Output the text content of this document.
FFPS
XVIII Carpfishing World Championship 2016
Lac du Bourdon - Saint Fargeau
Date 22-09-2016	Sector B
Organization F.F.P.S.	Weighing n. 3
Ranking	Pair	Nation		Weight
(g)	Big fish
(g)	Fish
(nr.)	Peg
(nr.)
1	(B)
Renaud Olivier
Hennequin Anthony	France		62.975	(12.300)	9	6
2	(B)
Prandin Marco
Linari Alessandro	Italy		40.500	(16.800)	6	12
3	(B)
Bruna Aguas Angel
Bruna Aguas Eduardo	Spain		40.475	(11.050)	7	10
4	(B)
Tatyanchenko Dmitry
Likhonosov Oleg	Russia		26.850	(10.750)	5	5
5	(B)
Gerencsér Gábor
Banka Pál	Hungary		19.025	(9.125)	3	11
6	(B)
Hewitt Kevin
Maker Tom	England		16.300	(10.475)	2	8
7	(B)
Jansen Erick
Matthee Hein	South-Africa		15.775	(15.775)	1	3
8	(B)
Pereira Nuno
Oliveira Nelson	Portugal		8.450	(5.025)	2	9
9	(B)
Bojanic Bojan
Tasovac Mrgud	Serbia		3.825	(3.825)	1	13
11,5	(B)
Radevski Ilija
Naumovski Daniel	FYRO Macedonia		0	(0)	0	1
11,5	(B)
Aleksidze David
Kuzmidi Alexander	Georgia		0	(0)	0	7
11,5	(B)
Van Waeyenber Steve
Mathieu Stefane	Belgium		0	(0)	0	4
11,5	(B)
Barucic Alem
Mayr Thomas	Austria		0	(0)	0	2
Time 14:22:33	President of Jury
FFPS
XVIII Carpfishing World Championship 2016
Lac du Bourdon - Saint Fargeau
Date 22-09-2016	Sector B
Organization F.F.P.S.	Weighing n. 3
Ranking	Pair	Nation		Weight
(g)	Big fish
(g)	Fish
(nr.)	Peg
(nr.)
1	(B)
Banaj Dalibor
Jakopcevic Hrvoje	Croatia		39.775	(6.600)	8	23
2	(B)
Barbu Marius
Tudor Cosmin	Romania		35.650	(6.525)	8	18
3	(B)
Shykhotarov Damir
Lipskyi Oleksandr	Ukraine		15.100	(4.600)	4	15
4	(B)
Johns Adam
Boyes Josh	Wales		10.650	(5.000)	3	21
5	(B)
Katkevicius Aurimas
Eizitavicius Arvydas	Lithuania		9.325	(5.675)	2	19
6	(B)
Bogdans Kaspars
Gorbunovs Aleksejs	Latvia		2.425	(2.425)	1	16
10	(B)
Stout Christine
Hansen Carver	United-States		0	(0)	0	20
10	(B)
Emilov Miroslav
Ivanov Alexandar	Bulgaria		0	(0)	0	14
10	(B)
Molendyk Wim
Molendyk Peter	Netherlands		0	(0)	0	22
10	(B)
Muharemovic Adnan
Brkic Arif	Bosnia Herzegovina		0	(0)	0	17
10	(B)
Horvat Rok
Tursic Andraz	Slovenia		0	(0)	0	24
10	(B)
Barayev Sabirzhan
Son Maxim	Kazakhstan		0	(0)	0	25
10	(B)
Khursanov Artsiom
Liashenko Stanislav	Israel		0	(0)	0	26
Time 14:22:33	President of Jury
....
WHAT IS BEING ASKED
Print all of the entries again, exactly as written.

WRITTEN RESPONSE
Output the text content of this document.
FFPS
XVIII Carpfishing World Championship 2016
Lac du Bourdon - Saint Fargeau
Date 22-09-2016	Sector B
Organization F.F.P.S.	Weighing n. 3
Ranking	Pair	Nation		Weight
(g)	Big fish
(g)	Fish
(nr.)	Peg
(nr.)
1	(B)
Renaud Olivier
Hennequin Anthony	France		62.975	(12.300)	9	6
2	(B)
Prandin Marco
Linari Alessandro	Italy		40.500	(16.800)	6	12
3	(B)
Bruna Aguas Angel
Bruna Aguas Eduardo	Spain		40.475	(11.050)	7	10
4	(B)
Tatyanchenko Dmitry
Likhonosov Oleg	Russia		26.850	(10.750)	5	5
5	(B)
Gerencsér Gábor
Banka Pál	Hungary		19.025	(9.125)	3	11
6	(B)
Hewitt Kevin
Maker Tom	England		16.300	(10.475)	2	8
7	(B)
Jansen Erick
Matthee Hein	South-Africa		15.775	(15.775)	1	3
8	(B)
Pereira Nuno
Oliveira Nelson	Portugal		8.450	(5.025)	2	9
9	(B)
Bojanic Bojan
Tasovac Mrgud	Serbia		3.825	(3.825)	1	13
11,5	(B)
Radevski Ilija
Naumovski Daniel	FYRO Macedonia		0	(0)	0	1
11,5	(B)
Aleksidze David
Kuzmidi Alexander	Georgia		0	(0)	0	7
11,5	(B)
Van Waeyenber Steve
Mathieu Stefane	Belgium		0	(0)	0	4
11,5	(B)
Barucic Alem
Mayr Thomas	Austria		0	(0)	0	2
Time 14:22:33	President of Jury
FFPS
XVIII Carpfishing World Championship 2016
Lac du Bourdon - Saint Fargeau
Date 22-09-2016	Sector B
Organization F.F.P.S.	Weighing n. 3
Ranking	Pair	Nation		Weight
(g)	Big fish
(g)	Fish
(nr.)	Peg
(nr.)
1	(B)
Banaj Dalibor
Jakopcevic Hrvoje	Croatia		39.775	(6.600)	8	23
2	(B)
Barbu Marius
Tudor Cosmin	Romania		35.650	(6.525)	8	18
3	(B)
Shykhotarov Damir
Lipskyi Oleksandr	Ukraine		15.100	(4.600)	4	15
4	(B)
Johns Adam
Boyes Josh	Wales		10.650	(5.000)	3	21
5	(B)
Katkevicius Aurimas
Eizitavicius Arvydas	Lithuania		9.325	(5.675)	2	19
6	(B)
Bogdans Kaspars
Gorbunovs Aleksejs	Latvia		2.425	(2.425)	1	16
10	(B)
Stout Christine
Hansen Carver	United-States		0	(0)	0	20
10	(B)
Emilov Miroslav
Ivanov Alexandar	Bulgaria		0	(0)	0	14
10	(B)
Molendyk Wim
Molendyk Peter	Netherlands		0	(0)	0	22
10	(B)
Muharemovic Adnan
Brkic Arif	Bosnia Herzegovina		0	(0)	0	17
10	(B)
Horvat Rok
Tursic Andraz	Slovenia		0	(0)	0	24
10	(B)
Barayev Sabirzhan
Son Maxim	Kazakhstan		0	(0)	0	25
10	(B)
Khursanov Artsiom
Liashenko Stanislav	Israel		0	(0)	0	26
Time 14:22:33	President of Jury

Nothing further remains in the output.